__SET EXERCISE__
Records follow. Select each line holding "Creating".

__DATASET EXTRACT__
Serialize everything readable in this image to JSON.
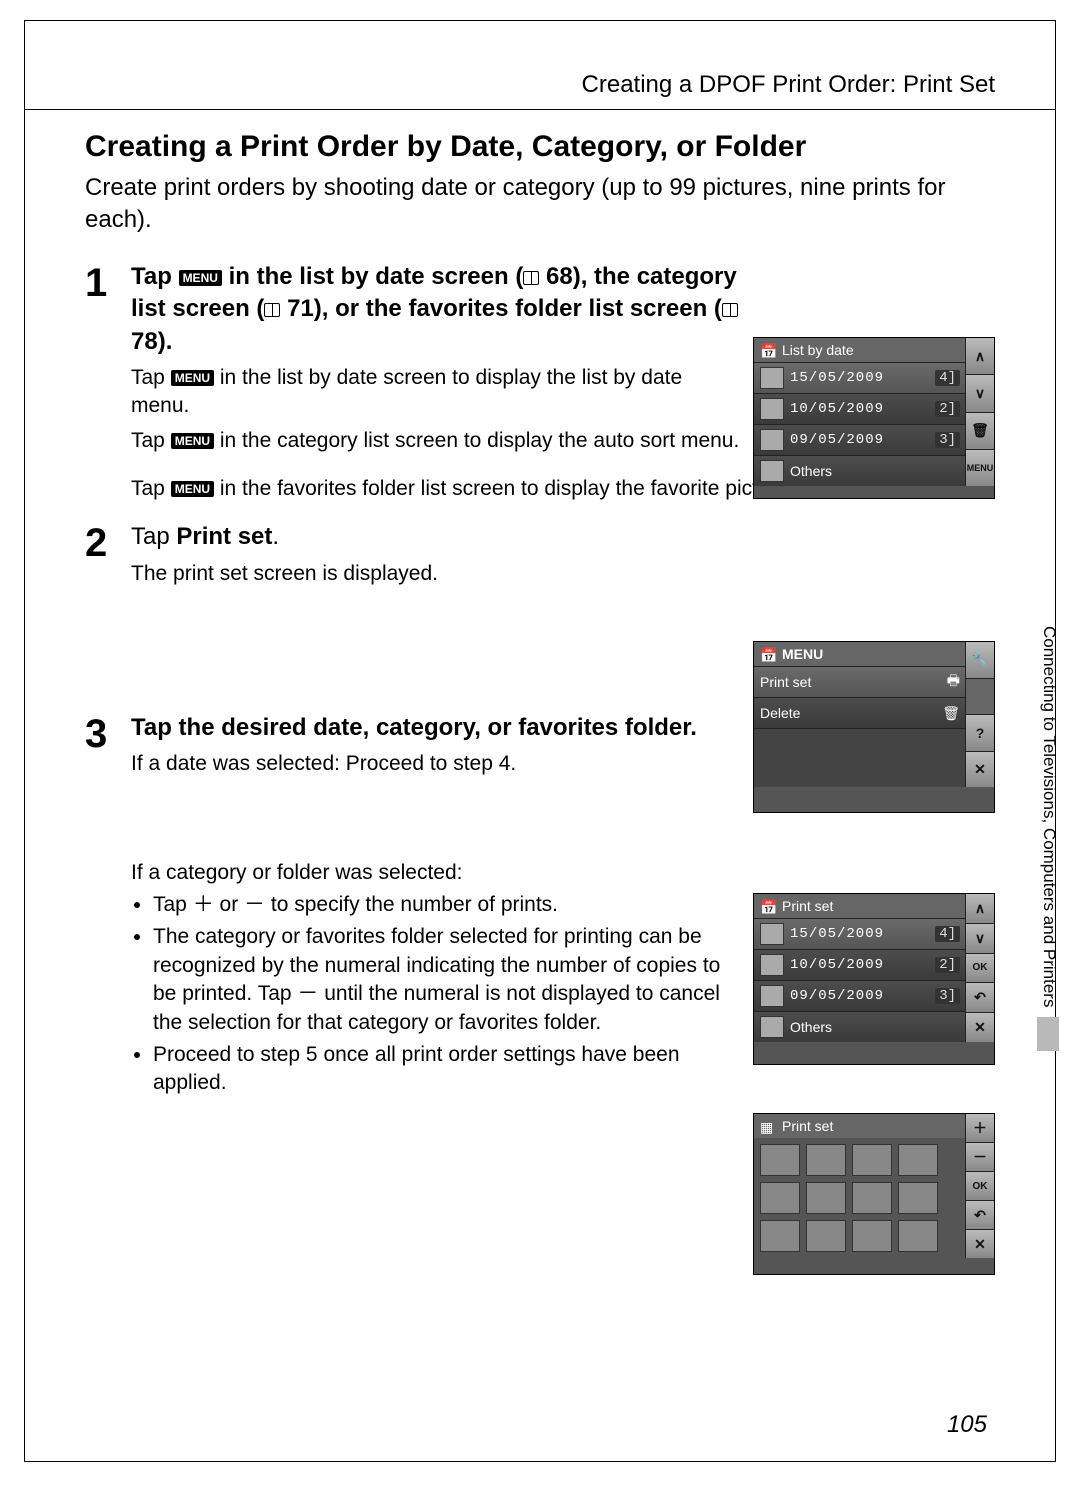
{
  "header": "Creating a DPOF Print Order: Print Set",
  "title": "Creating a Print Order by Date, Category, or Folder",
  "intro": "Create print orders by shooting date or category (up to 99 pictures, nine prints for each).",
  "side_tab": "Connecting to Televisions, Computers and Printers",
  "page_number": "105",
  "menu_badge": "MENU",
  "steps": {
    "s1": {
      "num": "1",
      "title_pre": "Tap ",
      "title_mid1": " in the list by date screen (",
      "ref1": "68",
      "title_mid2": "), the category list screen (",
      "ref2": "71",
      "title_mid3": "), or the favorites folder list screen (",
      "ref3": "78",
      "title_end": ").",
      "desc1_pre": "Tap ",
      "desc1_post": " in the list by date screen to display the list by date menu.",
      "desc2_pre": "Tap ",
      "desc2_post": " in the category list screen to display the auto sort menu.",
      "desc3_pre": "Tap ",
      "desc3_post": " in the favorites folder list screen to display the favorite pictures menu."
    },
    "s2": {
      "num": "2",
      "title_pre": "Tap ",
      "title_bold": "Print set",
      "title_end": ".",
      "desc": "The print set screen is displayed."
    },
    "s3": {
      "num": "3",
      "title": "Tap the desired date, category, or favorites folder.",
      "desc1": "If a date was selected: Proceed to step 4.",
      "desc2": "If a category or folder was selected:",
      "b1": "Tap ＋ or － to specify the number of prints.",
      "b2": "The category or favorites folder selected for printing can be recognized by the numeral indicating the number of copies to be printed. Tap － until the numeral is not displayed to cancel the selection for that category or favorites folder.",
      "b3": "Proceed to step 5 once all print order settings have been applied."
    }
  },
  "screens": {
    "cam1": {
      "title": "List by date",
      "rows": [
        {
          "date": "15/05/2009",
          "count": "4"
        },
        {
          "date": "10/05/2009",
          "count": "2"
        },
        {
          "date": "09/05/2009",
          "count": "3"
        }
      ],
      "others": "Others",
      "side": [
        "up",
        "down",
        "trash",
        "menu"
      ],
      "side_labels": {
        "menu": "MENU"
      }
    },
    "cam2": {
      "title": "MENU",
      "rows": [
        {
          "label": "Print set"
        },
        {
          "label": "Delete"
        }
      ],
      "side": [
        "wrench",
        "blank",
        "help",
        "close"
      ]
    },
    "cam3": {
      "title": "Print set",
      "rows": [
        {
          "date": "15/05/2009",
          "count": "4"
        },
        {
          "date": "10/05/2009",
          "count": "2"
        },
        {
          "date": "09/05/2009",
          "count": "3"
        }
      ],
      "others": "Others",
      "side": [
        "up",
        "down",
        "ok",
        "back",
        "close"
      ],
      "side_labels": {
        "ok": "OK"
      }
    },
    "cam4": {
      "title": "Print set",
      "side": [
        "plus",
        "minus",
        "ok",
        "back",
        "close"
      ],
      "side_labels": {
        "ok": "OK"
      }
    }
  }
}
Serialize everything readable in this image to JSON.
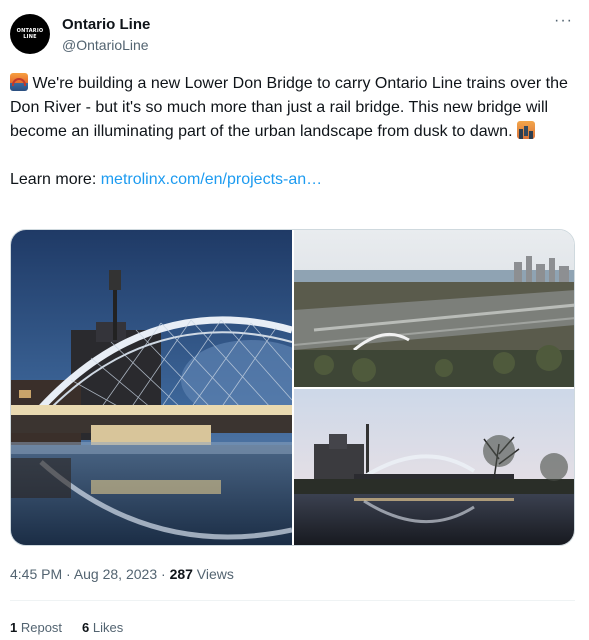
{
  "author": {
    "display_name": "Ontario Line",
    "handle": "@OntarioLine",
    "avatar_text_line1": "ONTARIO",
    "avatar_text_line2": "LINE"
  },
  "more_icon": "more-horizontal-icon",
  "tweet": {
    "text_main": " We're building a new Lower Don Bridge to carry Ontario Line trains over the Don River - but it's so much more than just a rail bridge. This new bridge will become an illuminating part of the urban landscape from dusk to dawn. ",
    "learn_more_label": "Learn more: ",
    "link_text": "metrolinx.com/en/projects-an…",
    "emoji_start": "bridge-at-night-emoji",
    "emoji_end": "cityscape-at-dusk-emoji"
  },
  "media": {
    "images": [
      {
        "name": "bridge-night-render"
      },
      {
        "name": "bridge-aerial-render"
      },
      {
        "name": "bridge-dusk-render"
      }
    ]
  },
  "meta": {
    "time": "4:45 PM",
    "separator1": " · ",
    "date": "Aug 28, 2023",
    "separator2": " · ",
    "views_count": "287",
    "views_label": " Views"
  },
  "stats": {
    "reposts_count": "1",
    "reposts_label": " Repost",
    "likes_count": "6",
    "likes_label": " Likes"
  },
  "colors": {
    "link": "#1d9bf0",
    "secondary_text": "#536471",
    "primary_text": "#0f1419"
  }
}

__TASK RESULT__
  "header": "Creating a DPOF Print Order: Print Set",
  "title": "Creating a Print Order by Date, Category, or Folder",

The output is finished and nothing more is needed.